* Begin MATERIAL PROVIDED *

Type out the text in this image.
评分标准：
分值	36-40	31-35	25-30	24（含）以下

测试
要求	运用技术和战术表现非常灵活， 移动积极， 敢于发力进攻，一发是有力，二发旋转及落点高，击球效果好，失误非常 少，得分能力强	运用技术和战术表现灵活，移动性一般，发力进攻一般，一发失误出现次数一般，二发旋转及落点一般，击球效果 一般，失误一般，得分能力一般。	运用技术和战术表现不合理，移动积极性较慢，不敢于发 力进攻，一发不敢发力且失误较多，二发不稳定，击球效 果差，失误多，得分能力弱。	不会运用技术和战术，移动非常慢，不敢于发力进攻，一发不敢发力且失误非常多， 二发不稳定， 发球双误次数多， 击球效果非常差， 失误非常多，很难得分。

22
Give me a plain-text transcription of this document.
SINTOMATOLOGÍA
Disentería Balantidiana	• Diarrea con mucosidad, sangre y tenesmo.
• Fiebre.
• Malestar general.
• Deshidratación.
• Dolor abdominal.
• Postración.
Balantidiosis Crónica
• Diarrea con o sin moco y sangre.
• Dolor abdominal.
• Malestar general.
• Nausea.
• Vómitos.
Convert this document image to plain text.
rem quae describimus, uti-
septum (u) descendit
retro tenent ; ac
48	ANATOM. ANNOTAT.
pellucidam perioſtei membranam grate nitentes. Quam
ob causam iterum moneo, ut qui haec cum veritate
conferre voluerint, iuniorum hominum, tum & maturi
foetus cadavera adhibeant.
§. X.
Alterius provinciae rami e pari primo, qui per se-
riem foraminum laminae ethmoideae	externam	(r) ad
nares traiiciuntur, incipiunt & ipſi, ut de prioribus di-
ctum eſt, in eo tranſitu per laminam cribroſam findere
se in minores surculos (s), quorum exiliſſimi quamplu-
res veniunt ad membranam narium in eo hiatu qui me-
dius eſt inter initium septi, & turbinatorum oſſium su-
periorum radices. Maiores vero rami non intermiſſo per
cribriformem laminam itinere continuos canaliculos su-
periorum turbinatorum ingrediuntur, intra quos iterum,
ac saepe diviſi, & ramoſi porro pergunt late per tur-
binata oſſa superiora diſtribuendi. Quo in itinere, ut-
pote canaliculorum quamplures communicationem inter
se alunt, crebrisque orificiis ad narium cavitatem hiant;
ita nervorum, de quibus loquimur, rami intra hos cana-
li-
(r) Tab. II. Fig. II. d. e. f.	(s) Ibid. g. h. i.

* End MATERIAL PROVIDED *

▶ [EXERCISE PROMPT]: Starting at the line that contains "Give me a plain-text", retype each line through the end of the listing above and nothing else.

▶ [COMPLETE OUTPUT]:
Give me a plain-text transcription of this document.
SINTOMATOLOGÍA
Disentería Balantidiana	• Diarrea con mucosidad, sangre y tenesmo.
• Fiebre.
• Malestar general.
• Deshidratación.
• Dolor abdominal.
• Postración.
Balantidiosis Crónica
• Diarrea con o sin moco y sangre.
• Dolor abdominal.
• Malestar general.
• Nausea.
• Vómitos.
Convert this document image to plain text.
rem quae describimus, uti-
septum (u) descendit
retro tenent ; ac
48	ANATOM. ANNOTAT.
pellucidam perioſtei membranam grate nitentes. Quam
ob causam iterum moneo, ut qui haec cum veritate
conferre voluerint, iuniorum hominum, tum & maturi
foetus cadavera adhibeant.
§. X.
Alterius provinciae rami e pari primo, qui per se-
riem foraminum laminae ethmoideae	externam	(r) ad
nares traiiciuntur, incipiunt & ipſi, ut de prioribus di-
ctum eſt, in eo tranſitu per laminam cribroſam findere
se in minores surculos (s), quorum exiliſſimi quamplu-
res veniunt ad membranam narium in eo hiatu qui me-
dius eſt inter initium septi, & turbinatorum oſſium su-
periorum radices. Maiores vero rami non intermiſſo per
cribriformem laminam itinere continuos canaliculos su-
periorum turbinatorum ingrediuntur, intra quos iterum,
ac saepe diviſi, & ramoſi porro pergunt late per tur-
binata oſſa superiora diſtribuendi. Quo in itinere, ut-
pote canaliculorum quamplures communicationem inter
se alunt, crebrisque orificiis ad narium cavitatem hiant;
ita nervorum, de quibus loquimur, rami intra hos cana-
li-
(r) Tab. II. Fig. II. d. e. f.	(s) Ibid. g. h. i.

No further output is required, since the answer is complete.